- _Problem details_
Output every line of the items below as a JSON list of strings, one string per line, leaving out any blank lines.

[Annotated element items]
┌──

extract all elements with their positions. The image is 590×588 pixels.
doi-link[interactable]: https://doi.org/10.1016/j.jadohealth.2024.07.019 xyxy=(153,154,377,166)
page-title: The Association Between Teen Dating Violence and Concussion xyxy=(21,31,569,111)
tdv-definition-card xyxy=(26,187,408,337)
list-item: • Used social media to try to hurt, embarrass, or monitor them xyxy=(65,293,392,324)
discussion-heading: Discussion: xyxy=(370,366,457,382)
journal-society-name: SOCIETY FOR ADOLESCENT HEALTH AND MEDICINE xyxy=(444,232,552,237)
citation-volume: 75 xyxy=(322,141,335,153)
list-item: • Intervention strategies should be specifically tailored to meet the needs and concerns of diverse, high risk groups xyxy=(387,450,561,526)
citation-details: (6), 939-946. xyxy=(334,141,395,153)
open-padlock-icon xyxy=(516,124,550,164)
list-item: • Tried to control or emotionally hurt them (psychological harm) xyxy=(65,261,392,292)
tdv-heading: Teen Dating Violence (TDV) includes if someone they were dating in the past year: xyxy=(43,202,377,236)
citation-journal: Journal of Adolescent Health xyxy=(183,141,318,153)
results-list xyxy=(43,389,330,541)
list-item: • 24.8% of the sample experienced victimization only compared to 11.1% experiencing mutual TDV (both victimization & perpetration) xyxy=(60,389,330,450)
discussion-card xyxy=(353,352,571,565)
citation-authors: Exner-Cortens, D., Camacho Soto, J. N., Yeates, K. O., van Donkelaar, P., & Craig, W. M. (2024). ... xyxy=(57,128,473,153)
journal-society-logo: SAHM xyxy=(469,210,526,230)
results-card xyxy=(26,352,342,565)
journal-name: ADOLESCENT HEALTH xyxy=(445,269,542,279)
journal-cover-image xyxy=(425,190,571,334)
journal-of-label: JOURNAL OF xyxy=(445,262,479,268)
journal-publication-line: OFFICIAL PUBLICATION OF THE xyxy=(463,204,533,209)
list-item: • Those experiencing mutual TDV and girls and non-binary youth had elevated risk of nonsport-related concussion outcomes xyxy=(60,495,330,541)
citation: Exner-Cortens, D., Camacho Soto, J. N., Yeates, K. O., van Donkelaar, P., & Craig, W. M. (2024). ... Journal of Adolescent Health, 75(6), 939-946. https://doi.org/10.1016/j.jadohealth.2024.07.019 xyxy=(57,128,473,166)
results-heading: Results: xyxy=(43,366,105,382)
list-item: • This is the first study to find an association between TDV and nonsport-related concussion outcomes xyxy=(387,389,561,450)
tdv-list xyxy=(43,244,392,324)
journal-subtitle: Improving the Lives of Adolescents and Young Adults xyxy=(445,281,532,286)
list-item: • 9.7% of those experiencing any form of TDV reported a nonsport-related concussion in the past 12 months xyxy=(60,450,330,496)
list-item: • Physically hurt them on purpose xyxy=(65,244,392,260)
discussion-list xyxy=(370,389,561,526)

└──

- _Completed task_
[
  "extract all elements with their positions. The image is 590×588 pixels.",
  "doi-link[interactable]: https://doi.org/10.1016/j.jadohealth.2024.07.019 xyxy=(153,154,377,166)",
  "page-title: The Association Between Teen Dating Violence and Concussion xyxy=(21,31,569,111)",
  "tdv-definition-card xyxy=(26,187,408,337)",
  "list-item: • Used social media to try to hurt, embarrass, or monitor them xyxy=(65,293,392,324)",
  "discussion-heading: Discussion: xyxy=(370,366,457,382)",
  "journal-society-name: SOCIETY FOR ADOLESCENT HEALTH AND MEDICINE xyxy=(444,232,552,237)",
  "citation-volume: 75 xyxy=(322,141,335,153)",
  "list-item: • Intervention strategies should be specifically tailored to meet the needs and concerns of diverse, high risk groups xyxy=(387,450,561,526)",
  "citation-details: (6), 939-946. xyxy=(334,141,395,153)",
  "open-padlock-icon xyxy=(516,124,550,164)",
  "list-item: • Tried to control or emotionally hurt them (psychological harm) xyxy=(65,261,392,292)",
  "tdv-heading: Teen Dating Violence (TDV) includes if someone they were dating in the past year: xyxy=(43,202,377,236)",
  "citation-journal: Journal of Adolescent Health xyxy=(183,141,318,153)",
  "results-list xyxy=(43,389,330,541)",
  "list-item: • 24.8% of the sample experienced victimization only compared to 11.1% experiencing mutual TDV (both victimization & perpetration) xyxy=(60,389,330,450)",
  "discussion-card xyxy=(353,352,571,565)",
  "citation-authors: Exner-Cortens, D., Camacho Soto, J. N., Yeates, K. O., van Donkelaar, P., & Craig, W. M. (2024). ... xyxy=(57,128,473,153)",
  "journal-society-logo: SAHM xyxy=(469,210,526,230)",
  "results-card xyxy=(26,352,342,565)",
  "journal-name: ADOLESCENT HEALTH xyxy=(445,269,542,279)",
  "journal-cover-image xyxy=(425,190,571,334)",
  "journal-of-label: JOURNAL OF xyxy=(445,262,479,268)",
  "journal-publication-line: OFFICIAL PUBLICATION OF THE xyxy=(463,204,533,209)",
  "list-item: • Those experiencing mutual TDV and girls and non-binary youth had elevated risk of nonsport-related concussion outcomes xyxy=(60,495,330,541)",
  "citation: Exner-Cortens, D., Camacho Soto, J. N., Yeates, K. O., van Donkelaar, P., & Craig, W. M. (2024). ... Journal of Adolescent Health, 75(6), 939-946. https://doi.org/10.1016/j.jadohealth.2024.07.019 xyxy=(57,128,473,166)",
  "results-heading: Results: xyxy=(43,366,105,382)",
  "list-item: • This is the first study to find an association between TDV and nonsport-related concussion outcomes xyxy=(387,389,561,450)",
  "tdv-list xyxy=(43,244,392,324)",
  "journal-subtitle: Improving the Lives of Adolescents and Young Adults xyxy=(445,281,532,286)",
  "list-item: • 9.7% of those experiencing any form of TDV reported a nonsport-related concussion in the past 12 months xyxy=(60,450,330,496)",
  "list-item: • Physically hurt them on purpose xyxy=(65,244,392,260)",
  "discussion-list xyxy=(370,389,561,526)"
]